#### [Provided data]

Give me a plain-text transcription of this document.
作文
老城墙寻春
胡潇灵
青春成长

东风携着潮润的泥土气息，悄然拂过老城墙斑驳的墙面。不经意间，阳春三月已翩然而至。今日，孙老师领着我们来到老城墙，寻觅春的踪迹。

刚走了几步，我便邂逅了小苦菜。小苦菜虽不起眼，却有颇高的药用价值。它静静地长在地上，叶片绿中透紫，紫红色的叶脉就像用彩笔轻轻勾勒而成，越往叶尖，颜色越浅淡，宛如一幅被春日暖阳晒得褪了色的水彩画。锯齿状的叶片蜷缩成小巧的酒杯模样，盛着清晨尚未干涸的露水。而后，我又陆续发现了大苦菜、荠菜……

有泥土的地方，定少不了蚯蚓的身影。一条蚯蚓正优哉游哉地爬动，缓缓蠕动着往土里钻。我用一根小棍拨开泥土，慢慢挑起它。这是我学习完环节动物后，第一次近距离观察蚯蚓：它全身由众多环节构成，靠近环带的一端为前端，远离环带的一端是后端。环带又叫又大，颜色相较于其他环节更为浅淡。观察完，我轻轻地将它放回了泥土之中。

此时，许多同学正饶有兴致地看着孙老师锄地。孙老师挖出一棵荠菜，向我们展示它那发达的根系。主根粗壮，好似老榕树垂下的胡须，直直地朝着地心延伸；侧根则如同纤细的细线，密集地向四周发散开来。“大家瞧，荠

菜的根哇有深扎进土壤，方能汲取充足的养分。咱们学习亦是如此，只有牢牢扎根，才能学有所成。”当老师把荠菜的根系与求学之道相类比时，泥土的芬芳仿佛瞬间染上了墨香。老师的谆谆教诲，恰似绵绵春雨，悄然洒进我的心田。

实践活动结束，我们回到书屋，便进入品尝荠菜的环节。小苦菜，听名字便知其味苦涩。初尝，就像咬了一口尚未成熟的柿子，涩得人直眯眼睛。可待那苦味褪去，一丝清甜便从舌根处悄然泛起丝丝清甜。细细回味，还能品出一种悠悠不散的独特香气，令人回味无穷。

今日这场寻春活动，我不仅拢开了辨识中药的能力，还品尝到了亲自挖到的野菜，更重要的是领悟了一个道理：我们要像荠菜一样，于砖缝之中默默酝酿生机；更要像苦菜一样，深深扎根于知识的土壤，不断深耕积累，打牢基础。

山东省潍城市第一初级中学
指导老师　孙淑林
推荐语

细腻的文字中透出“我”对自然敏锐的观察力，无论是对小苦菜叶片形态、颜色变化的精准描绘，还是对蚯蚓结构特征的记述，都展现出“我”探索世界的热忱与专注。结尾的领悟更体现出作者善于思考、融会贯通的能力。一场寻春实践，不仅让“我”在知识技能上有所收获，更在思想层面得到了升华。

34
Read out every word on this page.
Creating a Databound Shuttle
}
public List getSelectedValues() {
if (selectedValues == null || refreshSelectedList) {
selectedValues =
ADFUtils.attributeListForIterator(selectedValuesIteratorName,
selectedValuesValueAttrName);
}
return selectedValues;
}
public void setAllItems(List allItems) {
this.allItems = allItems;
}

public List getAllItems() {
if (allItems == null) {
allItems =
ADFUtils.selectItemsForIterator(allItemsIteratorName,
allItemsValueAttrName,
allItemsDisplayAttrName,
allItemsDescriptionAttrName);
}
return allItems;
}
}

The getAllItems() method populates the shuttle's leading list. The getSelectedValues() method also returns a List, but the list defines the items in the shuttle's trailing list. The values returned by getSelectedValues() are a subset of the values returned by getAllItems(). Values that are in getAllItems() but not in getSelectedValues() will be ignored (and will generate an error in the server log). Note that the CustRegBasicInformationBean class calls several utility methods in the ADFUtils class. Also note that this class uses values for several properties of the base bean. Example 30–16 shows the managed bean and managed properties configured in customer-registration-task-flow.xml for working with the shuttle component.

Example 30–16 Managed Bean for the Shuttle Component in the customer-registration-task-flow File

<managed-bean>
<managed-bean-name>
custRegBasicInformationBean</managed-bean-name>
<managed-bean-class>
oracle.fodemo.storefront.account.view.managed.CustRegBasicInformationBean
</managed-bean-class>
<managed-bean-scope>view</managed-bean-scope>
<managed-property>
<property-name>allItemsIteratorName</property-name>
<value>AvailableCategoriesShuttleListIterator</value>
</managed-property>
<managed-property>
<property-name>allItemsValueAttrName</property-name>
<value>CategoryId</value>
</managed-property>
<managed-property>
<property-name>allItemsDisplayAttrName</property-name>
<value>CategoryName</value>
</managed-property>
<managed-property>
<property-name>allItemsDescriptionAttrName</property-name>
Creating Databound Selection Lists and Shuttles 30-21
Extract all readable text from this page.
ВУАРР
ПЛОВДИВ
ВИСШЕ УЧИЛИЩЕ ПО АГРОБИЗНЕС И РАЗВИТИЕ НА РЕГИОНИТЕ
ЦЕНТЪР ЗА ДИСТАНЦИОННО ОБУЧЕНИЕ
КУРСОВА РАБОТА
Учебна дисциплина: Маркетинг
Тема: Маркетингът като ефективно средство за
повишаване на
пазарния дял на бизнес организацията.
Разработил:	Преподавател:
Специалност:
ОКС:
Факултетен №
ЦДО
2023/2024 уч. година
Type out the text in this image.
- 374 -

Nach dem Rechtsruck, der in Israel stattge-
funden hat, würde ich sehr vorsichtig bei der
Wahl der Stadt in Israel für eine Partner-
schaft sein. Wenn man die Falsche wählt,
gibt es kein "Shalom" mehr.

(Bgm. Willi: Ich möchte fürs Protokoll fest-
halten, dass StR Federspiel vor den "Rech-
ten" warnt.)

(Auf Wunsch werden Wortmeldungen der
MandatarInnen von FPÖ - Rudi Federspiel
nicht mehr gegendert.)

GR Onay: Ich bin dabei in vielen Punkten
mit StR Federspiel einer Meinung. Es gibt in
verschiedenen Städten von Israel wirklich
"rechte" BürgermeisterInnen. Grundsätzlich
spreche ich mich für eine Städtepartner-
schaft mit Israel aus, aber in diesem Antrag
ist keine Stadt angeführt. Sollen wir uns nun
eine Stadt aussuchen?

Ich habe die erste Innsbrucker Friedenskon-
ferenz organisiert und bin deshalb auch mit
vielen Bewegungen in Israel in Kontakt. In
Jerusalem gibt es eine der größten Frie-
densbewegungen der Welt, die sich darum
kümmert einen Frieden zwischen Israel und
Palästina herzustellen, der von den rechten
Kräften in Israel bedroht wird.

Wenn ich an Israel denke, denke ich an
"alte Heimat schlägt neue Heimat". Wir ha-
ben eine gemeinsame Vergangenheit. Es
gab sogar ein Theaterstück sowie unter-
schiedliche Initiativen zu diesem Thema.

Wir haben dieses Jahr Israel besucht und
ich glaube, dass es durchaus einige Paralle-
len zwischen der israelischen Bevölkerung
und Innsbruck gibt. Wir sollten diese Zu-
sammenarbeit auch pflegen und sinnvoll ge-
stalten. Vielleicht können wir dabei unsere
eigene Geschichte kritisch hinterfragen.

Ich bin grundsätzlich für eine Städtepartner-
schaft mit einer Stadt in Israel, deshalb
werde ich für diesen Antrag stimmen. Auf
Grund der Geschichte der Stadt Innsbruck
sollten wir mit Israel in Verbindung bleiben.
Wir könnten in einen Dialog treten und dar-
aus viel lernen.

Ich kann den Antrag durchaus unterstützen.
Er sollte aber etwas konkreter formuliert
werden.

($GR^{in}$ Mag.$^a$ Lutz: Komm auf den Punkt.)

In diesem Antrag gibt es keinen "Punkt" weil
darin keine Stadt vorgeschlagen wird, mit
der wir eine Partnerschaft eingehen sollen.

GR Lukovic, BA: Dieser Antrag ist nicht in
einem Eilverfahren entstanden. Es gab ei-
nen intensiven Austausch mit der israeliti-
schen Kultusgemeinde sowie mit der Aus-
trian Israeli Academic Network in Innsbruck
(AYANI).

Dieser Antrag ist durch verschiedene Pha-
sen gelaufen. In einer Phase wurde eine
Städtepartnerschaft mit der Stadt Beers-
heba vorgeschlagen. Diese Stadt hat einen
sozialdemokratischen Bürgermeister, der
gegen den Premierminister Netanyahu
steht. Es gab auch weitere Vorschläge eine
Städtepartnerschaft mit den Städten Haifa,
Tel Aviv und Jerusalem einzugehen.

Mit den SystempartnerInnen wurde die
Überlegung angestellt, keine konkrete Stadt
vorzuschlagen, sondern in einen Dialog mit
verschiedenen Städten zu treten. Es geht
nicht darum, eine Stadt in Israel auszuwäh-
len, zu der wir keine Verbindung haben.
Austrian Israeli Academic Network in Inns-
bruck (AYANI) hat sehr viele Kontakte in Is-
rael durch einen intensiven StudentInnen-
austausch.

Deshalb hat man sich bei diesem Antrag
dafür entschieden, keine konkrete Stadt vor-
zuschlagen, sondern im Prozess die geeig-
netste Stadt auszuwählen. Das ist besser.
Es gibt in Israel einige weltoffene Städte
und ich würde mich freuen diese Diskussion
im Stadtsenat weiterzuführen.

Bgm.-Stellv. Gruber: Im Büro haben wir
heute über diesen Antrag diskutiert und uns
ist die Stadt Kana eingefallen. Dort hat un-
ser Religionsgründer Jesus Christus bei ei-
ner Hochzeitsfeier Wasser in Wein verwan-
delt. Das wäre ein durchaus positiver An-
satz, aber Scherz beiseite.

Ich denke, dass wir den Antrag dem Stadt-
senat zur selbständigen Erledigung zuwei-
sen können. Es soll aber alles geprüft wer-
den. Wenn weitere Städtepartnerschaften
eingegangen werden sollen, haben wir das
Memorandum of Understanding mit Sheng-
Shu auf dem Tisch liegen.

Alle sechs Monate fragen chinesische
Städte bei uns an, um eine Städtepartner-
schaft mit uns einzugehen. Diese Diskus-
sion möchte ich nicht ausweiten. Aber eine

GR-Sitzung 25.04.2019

#### [Directive]
Spot every line that holds "Creating" and copy it.

#### [Written answer]
Creating a Databound Shuttle
Creating Databound Selection Lists and Shuttles 30-21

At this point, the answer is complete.